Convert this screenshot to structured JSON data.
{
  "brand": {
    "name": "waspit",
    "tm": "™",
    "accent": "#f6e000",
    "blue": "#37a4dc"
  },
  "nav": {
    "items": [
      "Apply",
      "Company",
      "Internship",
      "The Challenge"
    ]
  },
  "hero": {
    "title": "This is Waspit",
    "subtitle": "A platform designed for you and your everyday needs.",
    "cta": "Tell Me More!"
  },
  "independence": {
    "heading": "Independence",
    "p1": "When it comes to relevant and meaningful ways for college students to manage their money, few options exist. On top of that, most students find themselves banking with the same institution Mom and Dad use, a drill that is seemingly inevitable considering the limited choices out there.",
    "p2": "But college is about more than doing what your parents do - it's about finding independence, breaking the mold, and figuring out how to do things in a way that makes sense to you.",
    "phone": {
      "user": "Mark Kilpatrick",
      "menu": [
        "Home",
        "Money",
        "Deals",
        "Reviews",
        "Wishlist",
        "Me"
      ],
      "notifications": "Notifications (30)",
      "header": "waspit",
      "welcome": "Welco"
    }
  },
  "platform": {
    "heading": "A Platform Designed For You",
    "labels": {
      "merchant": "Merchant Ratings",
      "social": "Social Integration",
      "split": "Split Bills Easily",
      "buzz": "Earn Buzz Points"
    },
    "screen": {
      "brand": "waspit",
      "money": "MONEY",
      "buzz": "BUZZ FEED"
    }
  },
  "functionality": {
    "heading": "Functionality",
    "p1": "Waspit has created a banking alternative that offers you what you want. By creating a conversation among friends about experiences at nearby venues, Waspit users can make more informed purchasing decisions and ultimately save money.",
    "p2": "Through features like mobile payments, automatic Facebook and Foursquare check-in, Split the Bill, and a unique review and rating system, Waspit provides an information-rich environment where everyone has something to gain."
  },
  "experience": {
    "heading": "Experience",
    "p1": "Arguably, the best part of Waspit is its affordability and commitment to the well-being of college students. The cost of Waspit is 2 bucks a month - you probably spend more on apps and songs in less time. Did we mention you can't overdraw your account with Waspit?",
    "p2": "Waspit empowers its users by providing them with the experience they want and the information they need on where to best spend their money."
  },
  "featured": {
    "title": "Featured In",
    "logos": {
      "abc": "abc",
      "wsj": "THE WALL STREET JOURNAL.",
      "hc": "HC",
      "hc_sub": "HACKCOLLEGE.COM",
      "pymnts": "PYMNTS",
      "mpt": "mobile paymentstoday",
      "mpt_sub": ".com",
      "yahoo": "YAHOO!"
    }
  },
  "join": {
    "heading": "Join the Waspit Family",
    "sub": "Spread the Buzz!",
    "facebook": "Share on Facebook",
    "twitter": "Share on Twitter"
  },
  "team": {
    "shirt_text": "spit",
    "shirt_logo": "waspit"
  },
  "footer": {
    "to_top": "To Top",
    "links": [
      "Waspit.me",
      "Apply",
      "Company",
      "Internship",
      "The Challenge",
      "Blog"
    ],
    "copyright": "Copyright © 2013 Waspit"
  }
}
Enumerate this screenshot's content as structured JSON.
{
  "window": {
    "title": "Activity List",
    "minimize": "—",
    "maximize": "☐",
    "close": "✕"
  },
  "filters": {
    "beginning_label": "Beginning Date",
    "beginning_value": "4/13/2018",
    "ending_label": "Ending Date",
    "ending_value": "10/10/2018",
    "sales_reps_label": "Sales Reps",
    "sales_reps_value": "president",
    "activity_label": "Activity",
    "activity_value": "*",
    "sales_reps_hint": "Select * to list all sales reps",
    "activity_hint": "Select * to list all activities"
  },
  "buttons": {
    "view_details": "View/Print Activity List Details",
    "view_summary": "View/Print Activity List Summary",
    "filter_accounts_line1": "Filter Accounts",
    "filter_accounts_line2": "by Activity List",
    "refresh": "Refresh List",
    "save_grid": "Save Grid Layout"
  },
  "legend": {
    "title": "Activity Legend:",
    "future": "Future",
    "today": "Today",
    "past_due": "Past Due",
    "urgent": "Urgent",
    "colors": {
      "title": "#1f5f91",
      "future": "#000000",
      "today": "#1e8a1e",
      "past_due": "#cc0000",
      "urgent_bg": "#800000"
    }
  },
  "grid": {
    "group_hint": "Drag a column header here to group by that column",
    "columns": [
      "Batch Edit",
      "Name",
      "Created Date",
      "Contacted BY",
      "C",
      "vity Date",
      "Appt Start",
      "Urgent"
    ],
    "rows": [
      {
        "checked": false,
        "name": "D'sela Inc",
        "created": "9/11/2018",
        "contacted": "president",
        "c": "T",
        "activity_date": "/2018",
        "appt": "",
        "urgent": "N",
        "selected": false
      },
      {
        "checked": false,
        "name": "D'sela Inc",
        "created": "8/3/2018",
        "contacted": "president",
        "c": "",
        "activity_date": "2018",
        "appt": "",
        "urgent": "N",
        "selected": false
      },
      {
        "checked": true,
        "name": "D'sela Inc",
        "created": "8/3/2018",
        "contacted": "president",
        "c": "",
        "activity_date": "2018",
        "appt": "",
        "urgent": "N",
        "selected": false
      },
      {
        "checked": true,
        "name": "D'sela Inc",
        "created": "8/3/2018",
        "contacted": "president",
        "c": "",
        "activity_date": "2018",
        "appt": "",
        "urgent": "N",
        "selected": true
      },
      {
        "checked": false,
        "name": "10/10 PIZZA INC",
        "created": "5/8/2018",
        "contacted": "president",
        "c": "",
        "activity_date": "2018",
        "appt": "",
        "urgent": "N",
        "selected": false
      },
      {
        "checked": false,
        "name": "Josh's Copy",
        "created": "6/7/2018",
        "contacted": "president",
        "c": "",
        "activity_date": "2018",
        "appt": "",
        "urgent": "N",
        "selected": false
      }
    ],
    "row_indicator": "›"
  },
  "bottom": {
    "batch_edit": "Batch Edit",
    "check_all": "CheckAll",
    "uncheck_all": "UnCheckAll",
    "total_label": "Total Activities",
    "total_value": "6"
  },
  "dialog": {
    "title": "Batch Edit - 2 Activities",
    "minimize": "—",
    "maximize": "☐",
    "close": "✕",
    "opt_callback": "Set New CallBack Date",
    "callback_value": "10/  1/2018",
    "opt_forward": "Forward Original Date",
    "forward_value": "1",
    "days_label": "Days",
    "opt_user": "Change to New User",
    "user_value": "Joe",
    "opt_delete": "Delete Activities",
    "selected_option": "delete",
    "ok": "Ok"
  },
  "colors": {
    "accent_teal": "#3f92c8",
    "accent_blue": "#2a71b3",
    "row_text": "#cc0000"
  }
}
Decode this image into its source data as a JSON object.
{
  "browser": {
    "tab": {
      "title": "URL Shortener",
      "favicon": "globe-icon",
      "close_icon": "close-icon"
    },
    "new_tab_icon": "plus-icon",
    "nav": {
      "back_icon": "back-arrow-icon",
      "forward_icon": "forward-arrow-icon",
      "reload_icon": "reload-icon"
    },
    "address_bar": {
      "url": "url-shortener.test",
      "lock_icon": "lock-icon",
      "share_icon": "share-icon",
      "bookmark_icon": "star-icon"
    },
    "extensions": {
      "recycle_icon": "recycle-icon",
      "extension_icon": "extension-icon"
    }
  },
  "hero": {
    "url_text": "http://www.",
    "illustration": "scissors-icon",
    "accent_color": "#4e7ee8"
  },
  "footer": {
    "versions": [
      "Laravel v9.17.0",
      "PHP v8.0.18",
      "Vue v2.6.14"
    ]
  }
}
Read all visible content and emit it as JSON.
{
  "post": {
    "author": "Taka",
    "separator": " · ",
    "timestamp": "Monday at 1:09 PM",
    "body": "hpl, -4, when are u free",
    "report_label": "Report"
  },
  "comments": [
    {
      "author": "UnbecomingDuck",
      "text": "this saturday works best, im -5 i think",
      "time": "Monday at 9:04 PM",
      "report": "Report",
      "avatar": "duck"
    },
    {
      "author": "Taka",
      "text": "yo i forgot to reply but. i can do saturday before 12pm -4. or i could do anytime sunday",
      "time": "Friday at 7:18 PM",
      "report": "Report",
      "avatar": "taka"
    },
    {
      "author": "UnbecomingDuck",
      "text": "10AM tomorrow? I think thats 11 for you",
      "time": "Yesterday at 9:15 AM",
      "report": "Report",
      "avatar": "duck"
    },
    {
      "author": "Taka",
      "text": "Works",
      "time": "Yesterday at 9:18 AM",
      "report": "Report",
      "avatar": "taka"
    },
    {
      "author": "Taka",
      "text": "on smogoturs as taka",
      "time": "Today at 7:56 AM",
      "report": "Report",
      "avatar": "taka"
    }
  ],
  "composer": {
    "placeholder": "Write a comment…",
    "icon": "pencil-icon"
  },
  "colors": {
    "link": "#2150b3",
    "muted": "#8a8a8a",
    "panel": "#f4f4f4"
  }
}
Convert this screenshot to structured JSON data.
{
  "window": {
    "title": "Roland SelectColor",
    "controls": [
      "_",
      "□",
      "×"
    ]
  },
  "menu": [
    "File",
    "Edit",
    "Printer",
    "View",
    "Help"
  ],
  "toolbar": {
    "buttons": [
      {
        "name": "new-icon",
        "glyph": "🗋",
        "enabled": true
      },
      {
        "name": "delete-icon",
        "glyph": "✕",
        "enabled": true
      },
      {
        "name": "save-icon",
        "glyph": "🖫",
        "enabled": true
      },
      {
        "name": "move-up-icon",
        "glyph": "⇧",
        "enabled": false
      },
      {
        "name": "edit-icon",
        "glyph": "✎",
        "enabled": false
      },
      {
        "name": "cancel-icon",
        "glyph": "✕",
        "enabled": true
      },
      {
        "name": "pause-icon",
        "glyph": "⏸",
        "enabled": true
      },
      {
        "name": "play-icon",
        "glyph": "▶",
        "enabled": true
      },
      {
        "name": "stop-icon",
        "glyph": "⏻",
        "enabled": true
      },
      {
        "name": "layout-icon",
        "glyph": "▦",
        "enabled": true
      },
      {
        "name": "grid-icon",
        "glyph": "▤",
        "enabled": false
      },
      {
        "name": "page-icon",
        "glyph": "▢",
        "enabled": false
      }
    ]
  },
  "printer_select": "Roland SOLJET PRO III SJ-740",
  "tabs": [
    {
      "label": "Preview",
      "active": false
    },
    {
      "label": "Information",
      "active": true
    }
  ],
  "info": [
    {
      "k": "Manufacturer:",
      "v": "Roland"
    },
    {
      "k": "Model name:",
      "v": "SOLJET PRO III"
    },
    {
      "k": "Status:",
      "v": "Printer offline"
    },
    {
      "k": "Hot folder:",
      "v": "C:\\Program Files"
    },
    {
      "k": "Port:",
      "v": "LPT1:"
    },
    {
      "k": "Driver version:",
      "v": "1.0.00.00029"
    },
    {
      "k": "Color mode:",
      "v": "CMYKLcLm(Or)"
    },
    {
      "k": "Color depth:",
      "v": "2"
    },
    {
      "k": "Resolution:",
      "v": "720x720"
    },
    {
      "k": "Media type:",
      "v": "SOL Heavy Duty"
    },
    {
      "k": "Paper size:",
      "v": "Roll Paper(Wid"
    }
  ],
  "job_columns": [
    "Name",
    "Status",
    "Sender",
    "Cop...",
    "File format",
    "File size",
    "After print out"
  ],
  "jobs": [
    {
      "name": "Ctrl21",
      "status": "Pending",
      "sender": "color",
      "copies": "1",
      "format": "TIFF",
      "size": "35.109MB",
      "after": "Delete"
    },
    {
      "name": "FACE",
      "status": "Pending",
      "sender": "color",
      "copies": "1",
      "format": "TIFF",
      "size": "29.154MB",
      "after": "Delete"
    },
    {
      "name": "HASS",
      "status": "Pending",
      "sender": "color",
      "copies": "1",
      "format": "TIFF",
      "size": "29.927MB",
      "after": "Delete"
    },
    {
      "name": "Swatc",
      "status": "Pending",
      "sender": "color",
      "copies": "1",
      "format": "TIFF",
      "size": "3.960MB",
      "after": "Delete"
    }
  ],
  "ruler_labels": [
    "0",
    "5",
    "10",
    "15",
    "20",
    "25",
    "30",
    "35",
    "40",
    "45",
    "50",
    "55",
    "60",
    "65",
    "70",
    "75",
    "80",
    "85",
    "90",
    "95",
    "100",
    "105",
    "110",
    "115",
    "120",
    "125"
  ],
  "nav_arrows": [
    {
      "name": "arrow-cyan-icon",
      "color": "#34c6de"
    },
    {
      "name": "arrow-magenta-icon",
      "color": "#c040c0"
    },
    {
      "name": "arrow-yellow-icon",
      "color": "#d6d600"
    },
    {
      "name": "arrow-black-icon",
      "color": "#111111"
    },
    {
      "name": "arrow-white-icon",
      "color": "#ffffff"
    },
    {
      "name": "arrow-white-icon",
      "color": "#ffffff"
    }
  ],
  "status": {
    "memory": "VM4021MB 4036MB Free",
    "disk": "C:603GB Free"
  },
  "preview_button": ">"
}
--- --- ---
» WRITTEN PROBLEM: In the entries above, how many lines hold the word "users"? State the number and nothing else.

» RESPONSE TO THIS EXERCISE: 2